- **TEKS PILIHAN**
+ + +

Opini

Serikat Tani Nasional NTB: Industrialisasi Jalan Menuju NTB Gemilang

434
×

Serikat Tani Nasional NTB: Industrialisasi Jalan Menuju NTB Gemilang

Sebarkan artikel ini

Oleh : Irfan*

Serikat Tani Nasional NTB: Industrialisasi Jalan Menuju NTB Gemilang - Kabar Harian Bima
Ketua KPW STN NTB, Irfan. Foto: Ist

Pada masa Sukarno, ada usaha untuk merintis peta jalan menuju industrialisasi yang mandiri. Melalui nasionalisasi, pemerintah mengambil alih aset dan aktivatas ekonomi dari tangan asing (bekas penjajah). Kemudian ada pembangunan industri dasar, seperti pabrik baja, semen, dan pupuk. Juga pengiriman ribuan pelajar Indonesia ke berbagai belahan dunia untuk menyerap ilmu pengetahuan dan teknologi.

Tetapi situasi berubah total di kala Orde Baru berkuasa. Sejak pengesahan UU Nomor 1 Tahun 1967 tentang penanaman modal asing (PMA), investor asing dipanggil kembali untuk mengeksploitasi sumber daya alam kita. Dipelopori oleh Freeport, disusul oleh korporasi tambang dan kehutanan lainnya.

Ekonomi bergantung pada ekstraktivisme, yaitu eksploitasi sumber daya alam (SDA) dan ekspor bahan mentah ke pasar dunia. Indonesia bergantung pada ekspor bahan mentah, seperti minyak, karet, dan lain-lain.

Baru pada tahun 1980-an, setelah ada kebijakan deregulasi, Orba membangun industri manufaktur. Tetapi industrialisasi Orba seperti “menendang tangga”, tidak didahului dengan pembangunan industri dasar dan hilirisasi industri produk tambang dan pertanian. Akibatnya, industri era Orba sangat bergantung pada impor bahan baku, bahan penolong, dan bahan modal.

Dalam konstitusi Negara kita sudah sangat jelas arah pembangunan ekonomi bangsa Indonesia, pasal 33 UUD 1945 sebagai landasan strategis pembangunan ekonomi yang mandiri. Bung Hatta sebagai salah satu tokoh pendiri bangsa, juga ikut menyumbangkan gagasannya disetiap pidato-pidatonya dan tulisan-tulisannya, Menurut Bung Hatta, untuk membangun industri, kita harus menggenapi empat syarat, yakni tenaga kerja (buruh), kapital, tenaga organisasi dan bahan baku.

+ + +

- **MATERI TERSIMPAN**
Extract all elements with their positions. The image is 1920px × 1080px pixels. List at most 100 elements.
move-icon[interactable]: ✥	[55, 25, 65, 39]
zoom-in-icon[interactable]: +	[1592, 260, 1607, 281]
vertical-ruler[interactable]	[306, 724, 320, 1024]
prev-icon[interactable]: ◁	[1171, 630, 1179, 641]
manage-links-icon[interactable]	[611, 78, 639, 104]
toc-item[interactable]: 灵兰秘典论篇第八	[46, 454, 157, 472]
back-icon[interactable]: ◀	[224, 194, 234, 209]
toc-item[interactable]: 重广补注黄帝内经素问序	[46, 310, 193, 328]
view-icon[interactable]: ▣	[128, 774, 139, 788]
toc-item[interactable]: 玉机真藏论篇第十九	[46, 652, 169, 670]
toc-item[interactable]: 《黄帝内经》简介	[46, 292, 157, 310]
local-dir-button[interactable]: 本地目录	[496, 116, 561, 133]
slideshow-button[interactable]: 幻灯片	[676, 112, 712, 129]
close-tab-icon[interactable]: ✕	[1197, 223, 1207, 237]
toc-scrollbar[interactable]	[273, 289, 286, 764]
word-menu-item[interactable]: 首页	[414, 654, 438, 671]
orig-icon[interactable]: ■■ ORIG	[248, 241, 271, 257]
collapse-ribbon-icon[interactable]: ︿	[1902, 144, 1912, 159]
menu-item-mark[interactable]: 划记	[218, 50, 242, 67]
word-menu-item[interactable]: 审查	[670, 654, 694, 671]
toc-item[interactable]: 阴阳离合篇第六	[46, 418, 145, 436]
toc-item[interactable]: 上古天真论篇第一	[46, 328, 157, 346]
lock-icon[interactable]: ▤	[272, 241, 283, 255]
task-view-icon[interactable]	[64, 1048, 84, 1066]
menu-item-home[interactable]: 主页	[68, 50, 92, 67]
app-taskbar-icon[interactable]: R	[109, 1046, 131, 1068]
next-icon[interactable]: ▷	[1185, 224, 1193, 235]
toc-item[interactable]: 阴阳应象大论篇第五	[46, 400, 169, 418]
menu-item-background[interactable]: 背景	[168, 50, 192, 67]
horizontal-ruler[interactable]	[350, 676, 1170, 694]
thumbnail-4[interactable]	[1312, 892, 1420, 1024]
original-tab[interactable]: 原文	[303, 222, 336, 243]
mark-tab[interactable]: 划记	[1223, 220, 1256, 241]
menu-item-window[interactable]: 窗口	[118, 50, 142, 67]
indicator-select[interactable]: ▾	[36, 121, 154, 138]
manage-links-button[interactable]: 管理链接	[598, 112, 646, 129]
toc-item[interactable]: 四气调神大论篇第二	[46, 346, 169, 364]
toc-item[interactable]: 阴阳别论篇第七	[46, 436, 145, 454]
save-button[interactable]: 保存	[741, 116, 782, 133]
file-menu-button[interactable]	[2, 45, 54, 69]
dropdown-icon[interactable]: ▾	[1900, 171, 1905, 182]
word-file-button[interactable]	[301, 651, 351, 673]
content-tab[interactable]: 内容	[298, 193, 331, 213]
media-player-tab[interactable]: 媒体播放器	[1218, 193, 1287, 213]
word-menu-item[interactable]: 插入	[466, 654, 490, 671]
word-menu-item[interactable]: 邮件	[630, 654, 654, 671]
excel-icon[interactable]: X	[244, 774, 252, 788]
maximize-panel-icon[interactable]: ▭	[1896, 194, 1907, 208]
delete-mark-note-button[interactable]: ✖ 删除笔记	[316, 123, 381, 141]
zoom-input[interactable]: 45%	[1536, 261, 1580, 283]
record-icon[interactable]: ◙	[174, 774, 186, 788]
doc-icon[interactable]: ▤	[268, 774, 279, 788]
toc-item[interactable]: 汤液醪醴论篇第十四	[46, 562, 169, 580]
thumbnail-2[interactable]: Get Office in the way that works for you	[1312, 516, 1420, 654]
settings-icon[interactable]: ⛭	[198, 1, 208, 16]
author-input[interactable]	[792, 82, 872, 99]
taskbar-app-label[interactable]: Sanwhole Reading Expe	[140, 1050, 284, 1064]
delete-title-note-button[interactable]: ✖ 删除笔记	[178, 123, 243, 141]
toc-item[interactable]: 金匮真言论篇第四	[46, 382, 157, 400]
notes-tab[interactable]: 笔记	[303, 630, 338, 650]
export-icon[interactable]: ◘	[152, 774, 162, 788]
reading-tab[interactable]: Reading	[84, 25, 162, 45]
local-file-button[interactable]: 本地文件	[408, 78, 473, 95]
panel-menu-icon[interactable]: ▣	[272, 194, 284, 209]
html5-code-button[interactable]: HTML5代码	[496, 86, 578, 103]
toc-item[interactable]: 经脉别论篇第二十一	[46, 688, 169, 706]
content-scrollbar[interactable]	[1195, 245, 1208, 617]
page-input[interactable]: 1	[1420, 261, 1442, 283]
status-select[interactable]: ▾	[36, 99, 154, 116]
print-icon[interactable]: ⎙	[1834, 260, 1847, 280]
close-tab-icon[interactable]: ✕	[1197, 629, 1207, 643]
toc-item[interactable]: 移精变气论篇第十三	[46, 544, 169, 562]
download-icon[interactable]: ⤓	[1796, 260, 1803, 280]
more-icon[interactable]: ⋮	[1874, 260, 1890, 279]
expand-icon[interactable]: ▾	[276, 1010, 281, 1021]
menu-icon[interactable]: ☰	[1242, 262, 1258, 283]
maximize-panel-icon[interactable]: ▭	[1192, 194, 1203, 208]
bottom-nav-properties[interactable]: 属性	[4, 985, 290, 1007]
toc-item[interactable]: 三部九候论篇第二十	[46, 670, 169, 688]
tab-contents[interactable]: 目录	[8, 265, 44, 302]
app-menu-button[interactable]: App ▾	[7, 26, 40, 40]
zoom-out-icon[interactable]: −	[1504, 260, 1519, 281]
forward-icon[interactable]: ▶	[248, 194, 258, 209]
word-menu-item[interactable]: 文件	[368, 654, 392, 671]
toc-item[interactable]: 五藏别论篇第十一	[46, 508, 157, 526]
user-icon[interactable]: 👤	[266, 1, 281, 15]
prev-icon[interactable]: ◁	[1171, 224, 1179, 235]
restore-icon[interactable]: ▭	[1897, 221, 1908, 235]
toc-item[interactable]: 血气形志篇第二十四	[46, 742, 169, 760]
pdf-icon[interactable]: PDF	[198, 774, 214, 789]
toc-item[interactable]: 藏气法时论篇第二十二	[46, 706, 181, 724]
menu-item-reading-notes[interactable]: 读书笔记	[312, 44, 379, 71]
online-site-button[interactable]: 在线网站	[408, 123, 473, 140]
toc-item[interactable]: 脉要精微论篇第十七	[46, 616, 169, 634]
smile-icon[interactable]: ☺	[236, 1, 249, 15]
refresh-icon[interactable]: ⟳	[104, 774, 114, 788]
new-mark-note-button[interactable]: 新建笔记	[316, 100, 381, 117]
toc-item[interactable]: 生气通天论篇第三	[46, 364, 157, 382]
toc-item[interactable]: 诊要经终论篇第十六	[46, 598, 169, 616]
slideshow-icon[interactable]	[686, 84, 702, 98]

+ + +

- **TUGAS LATIHAN 1**
Salin bagian teks tentang industrialisasi di atas mulai dari "Tetapi situasi berubah" sampai dengan "dan bahan modal.", termasuk kedua ujungnya, tanpa mengubah apa pun.
- **TUGAS LATIHAN 2**
Jawablah pertanyaan berikut berdasarkan teks tentang industrialisasi di atas.
(a) Industri dasar apa saja yang dibangun pada masa Sukarno?
(b) Undang-undang apa yang disahkan tentang penanaman modal asing pada masa Orde Baru?
(c) Menurut Bung Hatta, apa empat syarat untuk membangun industri?
- **TUGAS LATIHAN 3**
Teruskan teks tentang industrialisasi di atas, dimulai setelah kalimat terakhirnya.

- **HASIL TUGAS 1**
Tetapi situasi berubah total di kala Orde Baru berkuasa. Sejak pengesahan UU Nomor 1 Tahun 1967 tentang penanaman modal asing (PMA), investor asing dipanggil kembali untuk mengeksploitasi sumber daya alam kita. Dipelopori oleh Freeport, disusul oleh korporasi tambang dan kehutanan lainnya.

Ekonomi bergantung pada ekstraktivisme, yaitu eksploitasi sumber daya alam (SDA) dan ekspor bahan mentah ke pasar dunia. Indonesia bergantung pada ekspor bahan mentah, seperti minyak, karet, dan lain-lain.

Baru pada tahun 1980-an, setelah ada kebijakan deregulasi, Orba membangun industri manufaktur. Tetapi industrialisasi Orba seperti “menendang tangga”, tidak didahului dengan pembangunan industri dasar dan hilirisasi industri produk tambang dan pertanian. Akibatnya, industri era Orba sangat bergantung pada impor bahan baku, bahan penolong, dan bahan modal.

- **HASIL TUGAS 2**
(a) Pabrik baja, semen, dan pupuk.
(b) UU Nomor 1 Tahun 1967.
(c) Tenaga kerja (buruh), kapital, tenaga organisasi, dan bahan baku.

- **HASIL TUGAS 3**
Provinsi Nusa Tenggara Barat di bawah kepemimpinan Gubernur Bapak Dr. H. Zulkieflimansyah dan Wakilnya Dr. Hj. Siti Rohmi Djalillah berani mengambil kebijakan strategis di sektor ekonomi dengan menggaungkan industrialisasi dan pembangunan sumber daya manusia ditengah situasi nasional yang sedang mengalami deindustrialisasi yang cukup mengerikan. Kita lihat Faktanya, pertumbuhan industri di tahun 2015 hanya 5,05 persen, jauh dari target RIPIN sebesar 6,8 persen. Tahun berikutnya, pertumbuhan industri malah jatuh hingga hanya 4,4 persen.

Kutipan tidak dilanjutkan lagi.